▶ [PROVIDED RECORDS]:
....
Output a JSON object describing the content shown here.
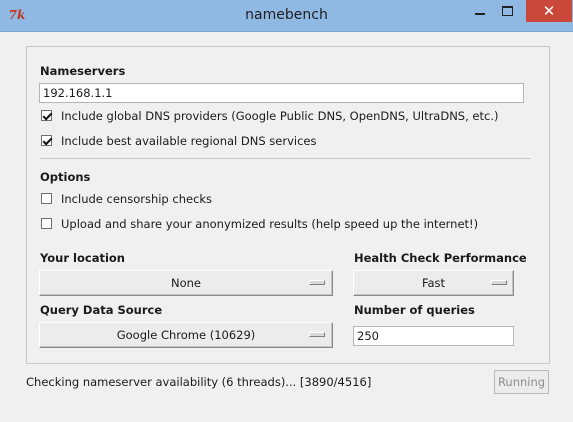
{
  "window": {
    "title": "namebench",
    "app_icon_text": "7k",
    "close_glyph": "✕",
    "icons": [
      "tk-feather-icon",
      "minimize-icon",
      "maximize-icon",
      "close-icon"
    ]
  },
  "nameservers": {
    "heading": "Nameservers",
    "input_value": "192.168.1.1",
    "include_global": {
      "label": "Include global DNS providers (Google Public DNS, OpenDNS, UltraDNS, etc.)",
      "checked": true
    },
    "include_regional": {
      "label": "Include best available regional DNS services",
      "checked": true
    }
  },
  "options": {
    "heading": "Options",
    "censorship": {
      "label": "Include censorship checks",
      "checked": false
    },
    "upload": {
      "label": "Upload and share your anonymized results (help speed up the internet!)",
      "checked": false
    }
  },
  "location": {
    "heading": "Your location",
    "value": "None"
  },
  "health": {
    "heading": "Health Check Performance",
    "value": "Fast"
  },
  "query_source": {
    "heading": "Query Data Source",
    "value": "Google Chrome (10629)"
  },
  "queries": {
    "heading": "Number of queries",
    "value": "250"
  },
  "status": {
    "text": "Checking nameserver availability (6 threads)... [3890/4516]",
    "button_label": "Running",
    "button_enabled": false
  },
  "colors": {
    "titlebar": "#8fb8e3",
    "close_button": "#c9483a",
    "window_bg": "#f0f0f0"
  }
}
....
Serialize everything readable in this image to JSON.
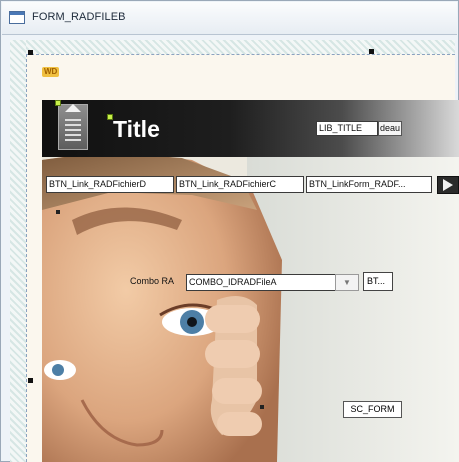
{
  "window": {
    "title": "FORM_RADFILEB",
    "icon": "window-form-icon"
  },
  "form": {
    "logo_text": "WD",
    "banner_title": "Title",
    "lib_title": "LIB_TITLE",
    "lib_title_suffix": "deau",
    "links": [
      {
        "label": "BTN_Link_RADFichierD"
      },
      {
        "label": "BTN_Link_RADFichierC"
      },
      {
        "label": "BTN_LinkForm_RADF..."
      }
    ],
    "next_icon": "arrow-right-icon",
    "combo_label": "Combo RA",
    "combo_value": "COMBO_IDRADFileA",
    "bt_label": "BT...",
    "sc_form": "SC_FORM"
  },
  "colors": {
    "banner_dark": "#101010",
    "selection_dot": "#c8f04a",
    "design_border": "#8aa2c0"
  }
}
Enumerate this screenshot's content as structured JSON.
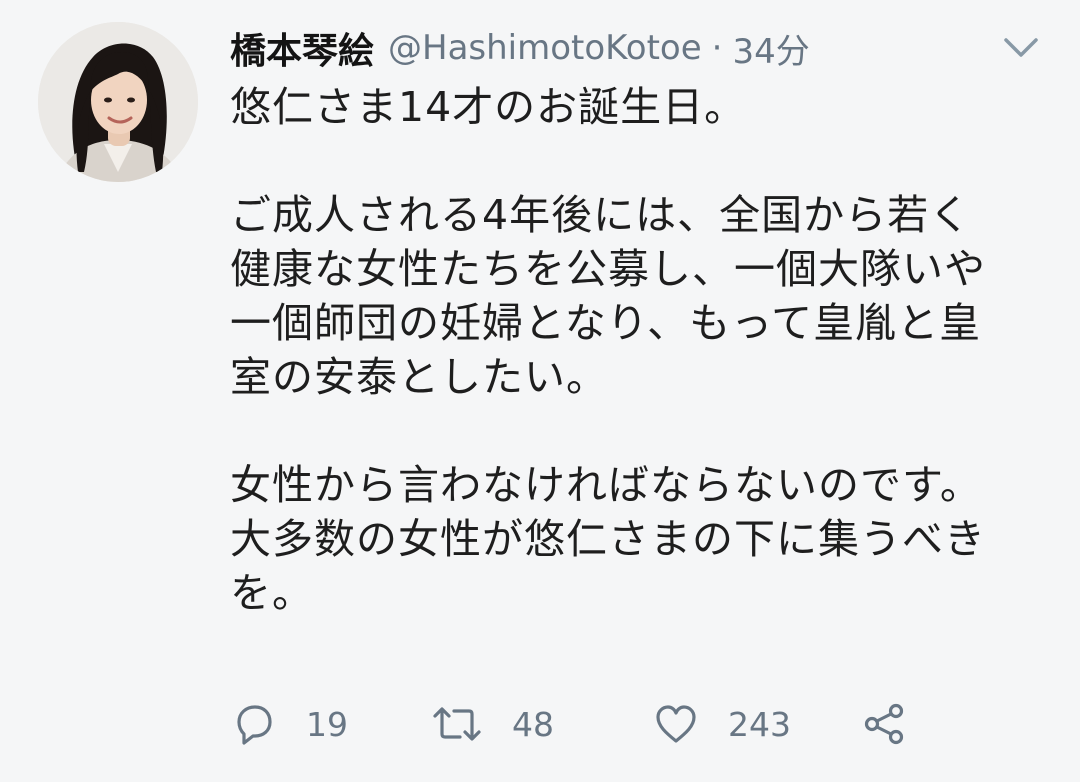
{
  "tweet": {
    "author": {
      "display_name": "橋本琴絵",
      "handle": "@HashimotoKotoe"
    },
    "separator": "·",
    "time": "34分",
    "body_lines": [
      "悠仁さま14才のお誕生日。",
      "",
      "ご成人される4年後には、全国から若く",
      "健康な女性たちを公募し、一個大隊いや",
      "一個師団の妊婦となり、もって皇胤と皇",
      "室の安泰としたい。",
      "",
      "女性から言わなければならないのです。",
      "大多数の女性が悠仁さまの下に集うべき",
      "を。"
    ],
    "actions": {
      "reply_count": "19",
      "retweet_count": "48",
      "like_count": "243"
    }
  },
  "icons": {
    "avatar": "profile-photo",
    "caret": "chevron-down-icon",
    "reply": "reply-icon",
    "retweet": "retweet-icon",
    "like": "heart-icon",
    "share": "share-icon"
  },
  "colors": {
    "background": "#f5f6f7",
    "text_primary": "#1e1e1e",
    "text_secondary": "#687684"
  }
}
....
▶ [EXERCISE PROMPT]: Of all the lines in the data above, state how many include "content". Say only the number.

▶ [WRITTEN ANSWER]: 2